# start of Data provided

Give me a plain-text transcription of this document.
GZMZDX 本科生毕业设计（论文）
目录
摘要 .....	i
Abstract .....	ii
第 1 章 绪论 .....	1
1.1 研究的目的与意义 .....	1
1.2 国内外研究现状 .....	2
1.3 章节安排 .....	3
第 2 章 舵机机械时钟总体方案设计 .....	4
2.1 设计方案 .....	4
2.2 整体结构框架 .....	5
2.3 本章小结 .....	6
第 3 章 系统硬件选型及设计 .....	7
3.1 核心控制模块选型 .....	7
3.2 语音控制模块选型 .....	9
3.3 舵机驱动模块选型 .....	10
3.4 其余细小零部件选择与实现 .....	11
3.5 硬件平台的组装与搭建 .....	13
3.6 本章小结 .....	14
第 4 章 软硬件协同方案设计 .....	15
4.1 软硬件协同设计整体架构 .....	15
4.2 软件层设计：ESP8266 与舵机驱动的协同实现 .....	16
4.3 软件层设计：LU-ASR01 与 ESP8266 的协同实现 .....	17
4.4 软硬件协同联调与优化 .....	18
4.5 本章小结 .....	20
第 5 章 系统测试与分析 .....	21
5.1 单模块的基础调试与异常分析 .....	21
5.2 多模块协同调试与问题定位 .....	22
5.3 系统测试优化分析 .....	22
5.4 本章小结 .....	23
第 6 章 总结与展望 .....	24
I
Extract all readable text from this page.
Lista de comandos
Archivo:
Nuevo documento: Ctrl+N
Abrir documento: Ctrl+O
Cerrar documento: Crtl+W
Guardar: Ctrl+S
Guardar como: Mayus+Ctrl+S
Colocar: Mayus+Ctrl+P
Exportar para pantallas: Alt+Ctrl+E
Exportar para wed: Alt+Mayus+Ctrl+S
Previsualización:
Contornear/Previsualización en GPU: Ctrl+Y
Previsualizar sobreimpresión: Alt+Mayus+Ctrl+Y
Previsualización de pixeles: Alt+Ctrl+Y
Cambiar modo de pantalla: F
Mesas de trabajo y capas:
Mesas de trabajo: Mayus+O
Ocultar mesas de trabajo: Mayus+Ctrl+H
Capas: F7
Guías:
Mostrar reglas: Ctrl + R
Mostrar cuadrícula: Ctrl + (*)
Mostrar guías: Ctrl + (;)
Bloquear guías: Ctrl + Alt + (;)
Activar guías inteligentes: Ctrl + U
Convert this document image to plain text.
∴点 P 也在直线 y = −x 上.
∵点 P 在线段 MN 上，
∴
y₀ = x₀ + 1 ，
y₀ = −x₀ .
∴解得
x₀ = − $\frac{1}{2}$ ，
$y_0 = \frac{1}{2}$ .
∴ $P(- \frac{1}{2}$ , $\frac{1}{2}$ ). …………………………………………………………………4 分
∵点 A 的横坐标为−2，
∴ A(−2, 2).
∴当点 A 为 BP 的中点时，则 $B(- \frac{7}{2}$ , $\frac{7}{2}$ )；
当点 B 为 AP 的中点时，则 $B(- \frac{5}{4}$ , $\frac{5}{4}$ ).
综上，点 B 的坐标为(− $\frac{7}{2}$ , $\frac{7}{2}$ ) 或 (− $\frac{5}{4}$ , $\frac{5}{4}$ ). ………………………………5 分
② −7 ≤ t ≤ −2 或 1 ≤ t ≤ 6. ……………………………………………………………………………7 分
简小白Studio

# end of Data provided

Required work ::
Count the lines of the material that include the word "的中点时", then state only the total.

Completed exercise ::
2